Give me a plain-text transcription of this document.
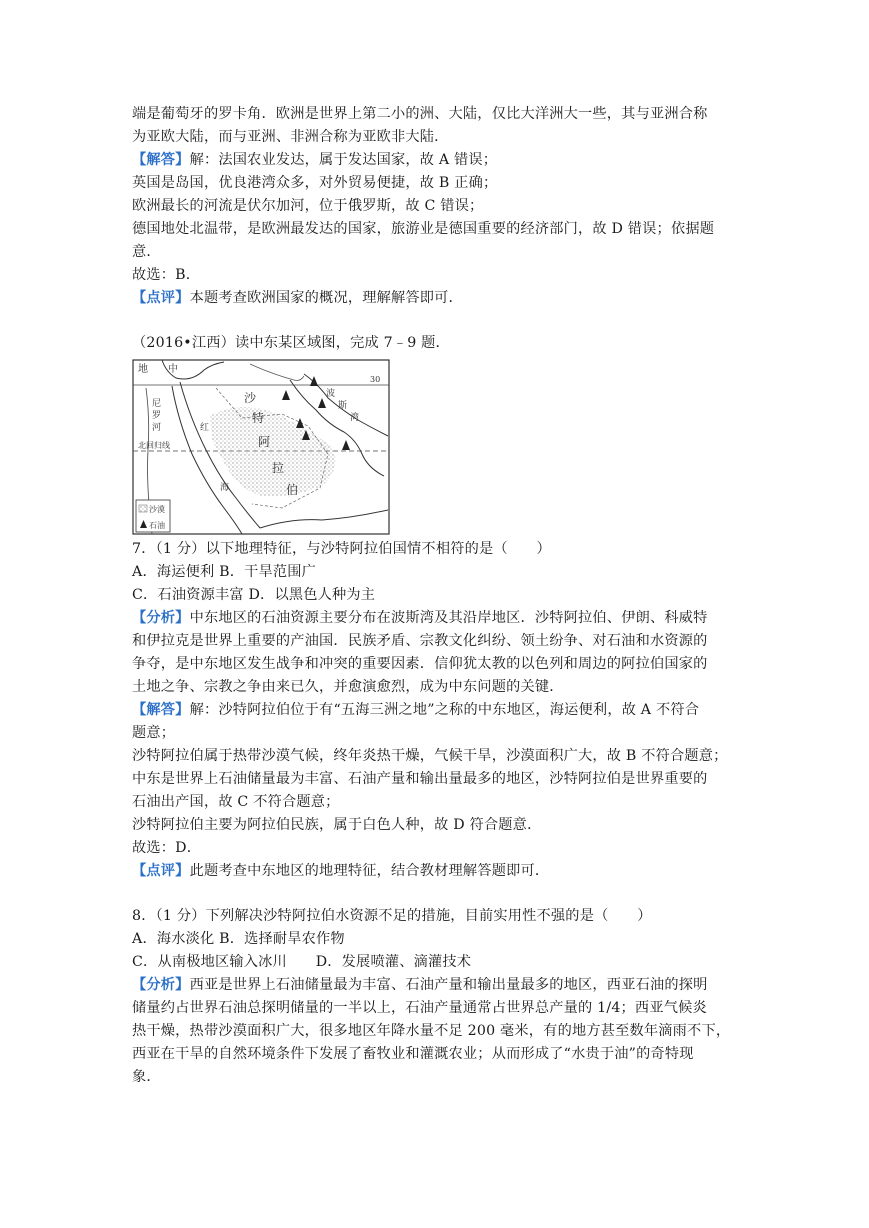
端是葡萄牙的罗卡角．欧洲是世界上第二小的洲、大陆，仅比大洋洲大一些，其与亚洲合称
为亚欧大陆，而与亚洲、非洲合称为亚欧非大陆．
【解答】解：法国农业发达，属于发达国家，故 A 错误；
英国是岛国，优良港湾众多，对外贸易便捷，故 B 正确；
欧洲最长的河流是伏尔加河，位于俄罗斯，故 C 错误；
德国地处北温带，是欧洲最发达的国家，旅游业是德国重要的经济部门，故 D 错误；依据题
意．
故选：B．
【点评】本题考查欧洲国家的概况，理解解答即可．
（2016•江西）读中东某区域图，完成 7﹣9 题．
地 中
沙
特
阿
拉
伯
波
斯
湾
红
海
尼
罗
河
北回归线
30
沙漠
石油
7．（1 分）以下地理特征，与沙特阿拉伯国情不相符的是（　　）
A．海运便利 B．干旱范围广
C．石油资源丰富 D．以黑色人种为主
【分析】中东地区的石油资源主要分布在波斯湾及其沿岸地区．沙特阿拉伯、伊朗、科威特
和伊拉克是世界上重要的产油国．民族矛盾、宗教文化纠纷、领土纷争、对石油和水资源的
争夺，是中东地区发生战争和冲突的重要因素．信仰犹太教的以色列和周边的阿拉伯国家的
土地之争、宗教之争由来已久，并愈演愈烈，成为中东问题的关键．
【解答】解：沙特阿拉伯位于有“五海三洲之地”之称的中东地区，海运便利，故 A 不符合
题意；
沙特阿拉伯属于热带沙漠气候，终年炎热干燥，气候干旱，沙漠面积广大，故 B 不符合题意；
中东是世界上石油储量最为丰富、石油产量和输出量最多的地区，沙特阿拉伯是世界重要的
石油出产国，故 C 不符合题意；
沙特阿拉伯主要为阿拉伯民族，属于白色人种，故 D 符合题意．
故选：D．
【点评】此题考查中东地区的地理特征，结合教材理解答题即可．
8．（1 分）下列解决沙特阿拉伯水资源不足的措施，目前实用性不强的是（　　）
A．海水淡化 B．选择耐旱农作物
C．从南极地区输入冰川　　D．发展喷灌、滴灌技术
【分析】西亚是世界上石油储量最为丰富、石油产量和输出量最多的地区，西亚石油的探明
储量约占世界石油总探明储量的一半以上，石油产量通常占世界总产量的 1/4；西亚气候炎
热干燥，热带沙漠面积广大，很多地区年降水量不足 200 毫米，有的地方甚至数年滴雨不下，
西亚在干旱的自然环境条件下发展了畜牧业和灌溉农业；从而形成了“水贵于油”的奇特现
象．
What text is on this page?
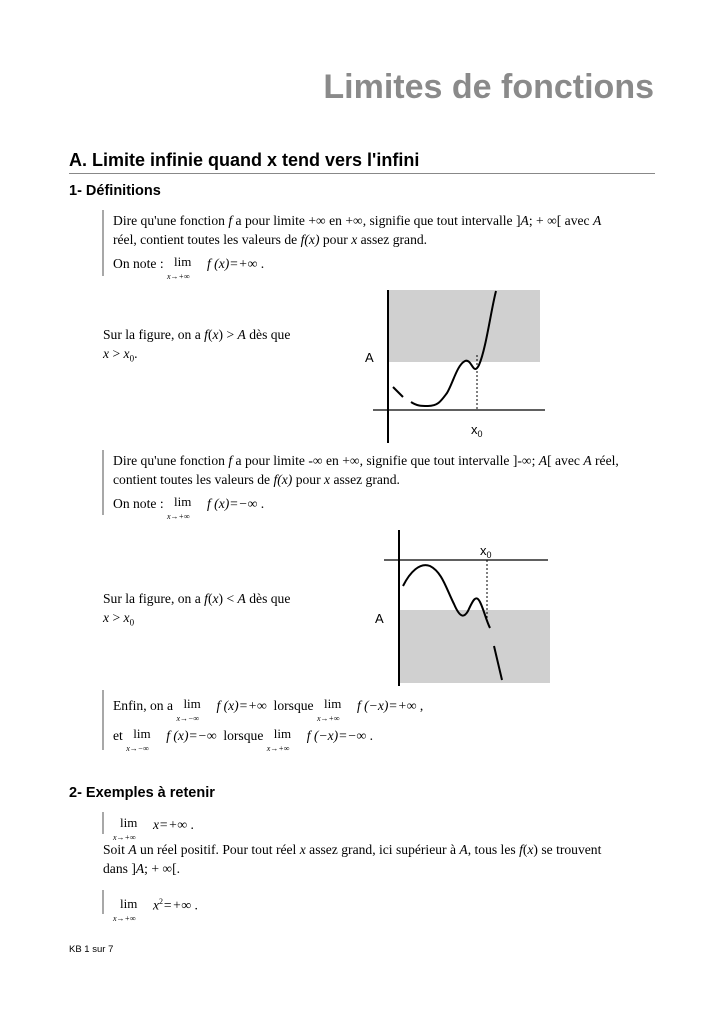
Limites de fonctions
A. Limite infinie quand x tend vers l'infini
1- Définitions
Dire qu'une fonction f a pour limite +∞ en +∞, signifie que tout intervalle ]A; + ∞[ avec A
réel, contient toutes les valeurs de f(x) pour x assez grand.
On note : lim
x→+∞
f (x)=+∞ .
Sur la figure, on a f(x) > A dès que
$x > x_0$.	A
$x_0$
Dire qu'une fonction f a pour limite -∞ en +∞, signifie que tout intervalle ]-∞; A[ avec A réel,
contient toutes les valeurs de f(x) pour x assez grand.
On note : lim
x→+∞
f (x)=−∞ .
Sur la figure, on a f(x) < A dès que
$x > x_0$	A
$x_0$
Enfin, on a lim
x→−∞
f (x)=+∞ lorsque lim
x→+∞
f (−x)=+∞ ,
et lim
x→−∞
f (x)=−∞ lorsque lim
x→+∞
f (−x)=−∞ .
2- Exemples à retenir
lim
x→+∞
x=+∞ .
Soit A un réel positif. Pour tout réel x assez grand, ici supérieur à A, tous les f(x) se trouvent
dans ]A; + ∞[.
lim
x→+∞
$x^2=+\infty$ .
KB 1 sur 7
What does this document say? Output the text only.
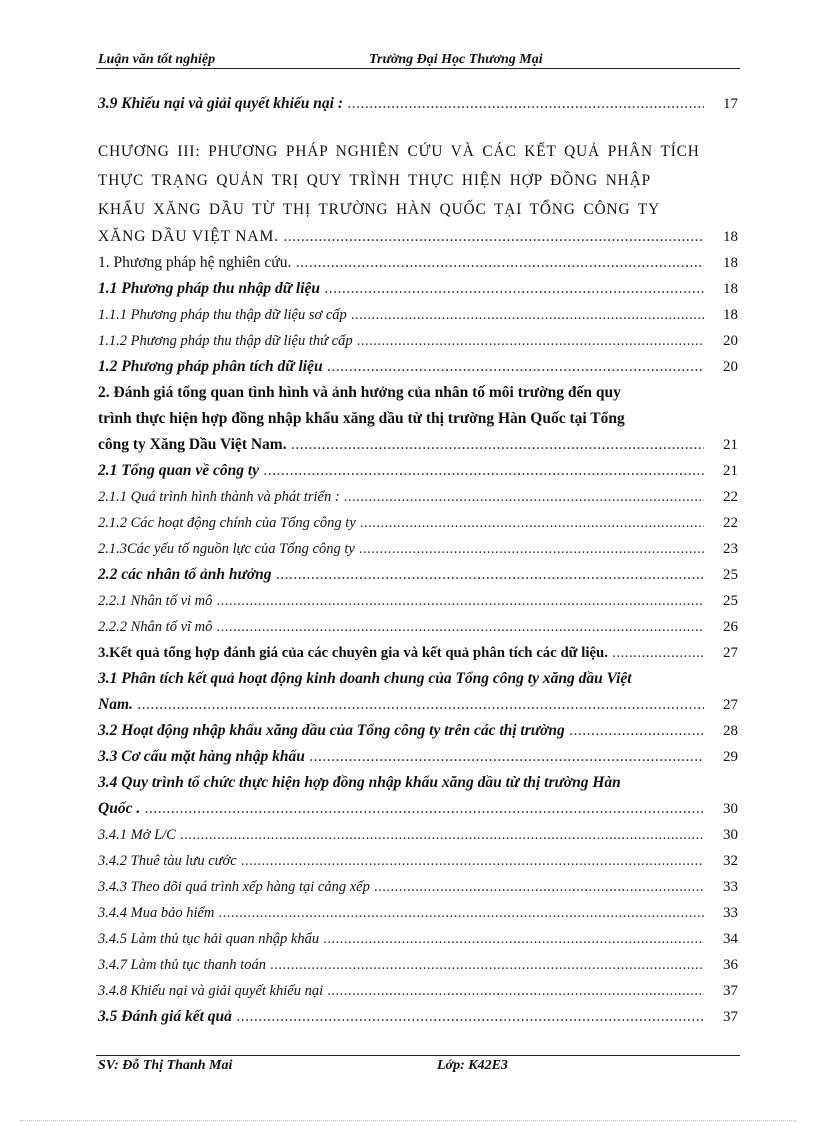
Luận văn tốt nghiệp	Trường Đại Học Thương Mại
3.9 Khiếu nại và giải quyết khiếu nại : .....	17
CHƯƠNG III: PHƯƠNG PHÁP NGHIÊN CỨU VÀ CÁC KẾT QUẢ PHÂN TÍCH
THỰC TRẠNG QUẢN TRỊ QUY TRÌNH THỰC HIỆN HỢP ĐỒNG NHẬP
KHẨU XĂNG DẦU TỪ THỊ TRƯỜNG HÀN QUỐC TẠI TỔNG CÔNG TY
XĂNG DẦU VIỆT NAM. .....	18
1. Phương pháp hệ nghiên cứu. .....	18
1.1 Phương pháp thu nhập dữ liệu .....	18
1.1.1 Phương pháp thu thập dữ liệu sơ cấp .....	18
1.1.2 Phương pháp thu thập dữ liệu thứ cấp .....	20
1.2 Phương pháp phân tích dữ liệu .....	20
2. Đánh giá tổng quan tình hình và ảnh hưởng của nhân tố môi trường đến quy
trình thực hiện hợp đồng nhập khẩu xăng dầu từ thị trường Hàn Quốc tại Tổng
công ty Xăng Dầu Việt Nam. .....	21
2.1 Tổng quan về công ty .....	21
2.1.1 Quá trình hình thành và phát triển : .....	22
2.1.2 Các hoạt động chính của Tổng công ty .....	22
2.1.3Các yếu tố nguồn lực của Tổng công ty .....	23
2.2 các nhân tố ảnh hưởng .....	25
2.2.1 Nhân tố vi mô .....	25
2.2.2 Nhân tố vĩ mô .....	26
3.Kết quả tổng hợp đánh giá của các chuyên gia và kết quả phân tích các dữ liệu. .....	27
3.1 Phân tích kết quả hoạt động kinh doanh chung của Tổng công ty xăng dầu Việt
Nam. .....	27
3.2 Hoạt động nhập khẩu xăng dầu của Tổng công ty trên các thị trường .....	28
3.3 Cơ cấu mặt hàng nhập khẩu .....	29
3.4 Quy trình tổ chức thực hiện hợp đồng nhập khẩu xăng dầu từ thị trường Hàn
Quốc . .....	30
3.4.1 Mở L/C .....	30
3.4.2 Thuê tàu lưu cước .....	32
3.4.3 Theo dõi quá trình xếp hàng tại cảng xếp .....	33
3.4.4 Mua bảo hiểm .....	33
3.4.5 Làm thủ tục hải quan nhập khẩu .....	34
3.4.7 Làm thủ tục thanh toán .....	36
3.4.8 Khiếu nại và giải quyết khiếu nại .....	37
3.5 Đánh giá kết quả .....	37
SV: Đỗ Thị Thanh Mai	Lớp: K42E3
• • • •
▶ _Given problem_: Count the lines in the entries above that include the string "giải", then give only that figure.

▶ _Correct output_: 2